◆ **OBJECTIVE**: Render every entry exactly as it appears.

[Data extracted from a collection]
+ + + + + + +
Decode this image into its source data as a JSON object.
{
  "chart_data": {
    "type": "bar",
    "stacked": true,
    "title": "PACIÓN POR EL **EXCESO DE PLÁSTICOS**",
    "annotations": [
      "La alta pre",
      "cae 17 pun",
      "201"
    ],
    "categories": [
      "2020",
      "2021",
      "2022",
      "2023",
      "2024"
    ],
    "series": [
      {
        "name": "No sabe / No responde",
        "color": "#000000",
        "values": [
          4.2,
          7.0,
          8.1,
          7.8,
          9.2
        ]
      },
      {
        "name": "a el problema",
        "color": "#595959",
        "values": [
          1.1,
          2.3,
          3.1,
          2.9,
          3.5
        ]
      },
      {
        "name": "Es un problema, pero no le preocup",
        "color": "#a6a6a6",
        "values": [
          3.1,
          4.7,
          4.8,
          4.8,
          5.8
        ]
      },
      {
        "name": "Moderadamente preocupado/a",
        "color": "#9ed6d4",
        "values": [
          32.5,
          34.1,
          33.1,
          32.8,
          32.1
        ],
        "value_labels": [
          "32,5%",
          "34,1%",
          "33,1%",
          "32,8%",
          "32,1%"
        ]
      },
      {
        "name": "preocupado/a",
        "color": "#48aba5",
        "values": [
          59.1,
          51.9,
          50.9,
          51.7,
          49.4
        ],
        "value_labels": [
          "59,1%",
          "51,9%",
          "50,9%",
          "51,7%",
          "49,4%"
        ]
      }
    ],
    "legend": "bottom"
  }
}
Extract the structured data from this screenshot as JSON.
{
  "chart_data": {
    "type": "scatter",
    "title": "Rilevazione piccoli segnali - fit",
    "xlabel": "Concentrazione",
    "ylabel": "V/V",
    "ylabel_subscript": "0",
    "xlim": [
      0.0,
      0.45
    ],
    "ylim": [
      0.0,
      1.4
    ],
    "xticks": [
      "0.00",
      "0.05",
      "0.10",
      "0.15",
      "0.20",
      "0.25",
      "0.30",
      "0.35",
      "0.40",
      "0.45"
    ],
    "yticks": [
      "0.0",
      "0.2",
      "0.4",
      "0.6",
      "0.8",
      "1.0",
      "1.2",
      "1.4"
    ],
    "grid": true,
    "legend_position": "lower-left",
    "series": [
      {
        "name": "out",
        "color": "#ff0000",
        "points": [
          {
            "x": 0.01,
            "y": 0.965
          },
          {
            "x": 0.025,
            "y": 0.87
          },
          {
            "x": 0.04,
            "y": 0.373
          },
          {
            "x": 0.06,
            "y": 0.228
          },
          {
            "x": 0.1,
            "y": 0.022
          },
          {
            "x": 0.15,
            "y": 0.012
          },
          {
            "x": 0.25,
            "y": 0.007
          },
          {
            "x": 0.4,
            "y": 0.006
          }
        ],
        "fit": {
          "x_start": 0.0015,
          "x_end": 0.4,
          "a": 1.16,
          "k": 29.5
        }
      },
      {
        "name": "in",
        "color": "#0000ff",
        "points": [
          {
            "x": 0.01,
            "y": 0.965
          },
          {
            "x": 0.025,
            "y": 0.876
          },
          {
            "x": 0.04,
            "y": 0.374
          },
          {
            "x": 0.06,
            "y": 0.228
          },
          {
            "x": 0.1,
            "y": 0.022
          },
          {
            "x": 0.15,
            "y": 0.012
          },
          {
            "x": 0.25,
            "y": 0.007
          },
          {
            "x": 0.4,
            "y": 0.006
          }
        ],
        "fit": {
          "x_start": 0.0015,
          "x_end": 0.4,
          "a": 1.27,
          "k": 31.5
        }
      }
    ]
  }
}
+ + + + + + +
◆ **EXPECTED ANSWER**:
Decode this image into its source data as a JSON object.
{
  "chart_data": {
    "type": "bar",
    "stacked": true,
    "title": "PACIÓN POR EL **EXCESO DE PLÁSTICOS**",
    "annotations": [
      "La alta pre",
      "cae 17 pun",
      "201"
    ],
    "categories": [
      "2020",
      "2021",
      "2022",
      "2023",
      "2024"
    ],
    "series": [
      {
        "name": "No sabe / No responde",
        "color": "#000000",
        "values": [
          4.2,
          7.0,
          8.1,
          7.8,
          9.2
        ]
      },
      {
        "name": "a el problema",
        "color": "#595959",
        "values": [
          1.1,
          2.3,
          3.1,
          2.9,
          3.5
        ]
      },
      {
        "name": "Es un problema, pero no le preocup",
        "color": "#a6a6a6",
        "values": [
          3.1,
          4.7,
          4.8,
          4.8,
          5.8
        ]
      },
      {
        "name": "Moderadamente preocupado/a",
        "color": "#9ed6d4",
        "values": [
          32.5,
          34.1,
          33.1,
          32.8,
          32.1
        ],
        "value_labels": [
          "32,5%",
          "34,1%",
          "33,1%",
          "32,8%",
          "32,1%"
        ]
      },
      {
        "name": "preocupado/a",
        "color": "#48aba5",
        "values": [
          59.1,
          51.9,
          50.9,
          51.7,
          49.4
        ],
        "value_labels": [
          "59,1%",
          "51,9%",
          "50,9%",
          "51,7%",
          "49,4%"
        ]
      }
    ],
    "legend": "bottom"
  }
}
Extract the structured data from this screenshot as JSON.
{
  "chart_data": {
    "type": "scatter",
    "title": "Rilevazione piccoli segnali - fit",
    "xlabel": "Concentrazione",
    "ylabel": "V/V",
    "ylabel_subscript": "0",
    "xlim": [
      0.0,
      0.45
    ],
    "ylim": [
      0.0,
      1.4
    ],
    "xticks": [
      "0.00",
      "0.05",
      "0.10",
      "0.15",
      "0.20",
      "0.25",
      "0.30",
      "0.35",
      "0.40",
      "0.45"
    ],
    "yticks": [
      "0.0",
      "0.2",
      "0.4",
      "0.6",
      "0.8",
      "1.0",
      "1.2",
      "1.4"
    ],
    "grid": true,
    "legend_position": "lower-left",
    "series": [
      {
        "name": "out",
        "color": "#ff0000",
        "points": [
          {
            "x": 0.01,
            "y": 0.965
          },
          {
            "x": 0.025,
            "y": 0.87
          },
          {
            "x": 0.04,
            "y": 0.373
          },
          {
            "x": 0.06,
            "y": 0.228
          },
          {
            "x": 0.1,
            "y": 0.022
          },
          {
            "x": 0.15,
            "y": 0.012
          },
          {
            "x": 0.25,
            "y": 0.007
          },
          {
            "x": 0.4,
            "y": 0.006
          }
        ],
        "fit": {
          "x_start": 0.0015,
          "x_end": 0.4,
          "a": 1.16,
          "k": 29.5
        }
      },
      {
        "name": "in",
        "color": "#0000ff",
        "points": [
          {
            "x": 0.01,
            "y": 0.965
          },
          {
            "x": 0.025,
            "y": 0.876
          },
          {
            "x": 0.04,
            "y": 0.374
          },
          {
            "x": 0.06,
            "y": 0.228
          },
          {
            "x": 0.1,
            "y": 0.022
          },
          {
            "x": 0.15,
            "y": 0.012
          },
          {
            "x": 0.25,
            "y": 0.007
          },
          {
            "x": 0.4,
            "y": 0.006
          }
        ],
        "fit": {
          "x_start": 0.0015,
          "x_end": 0.4,
          "a": 1.27,
          "k": 31.5
        }
      }
    ]
  }
}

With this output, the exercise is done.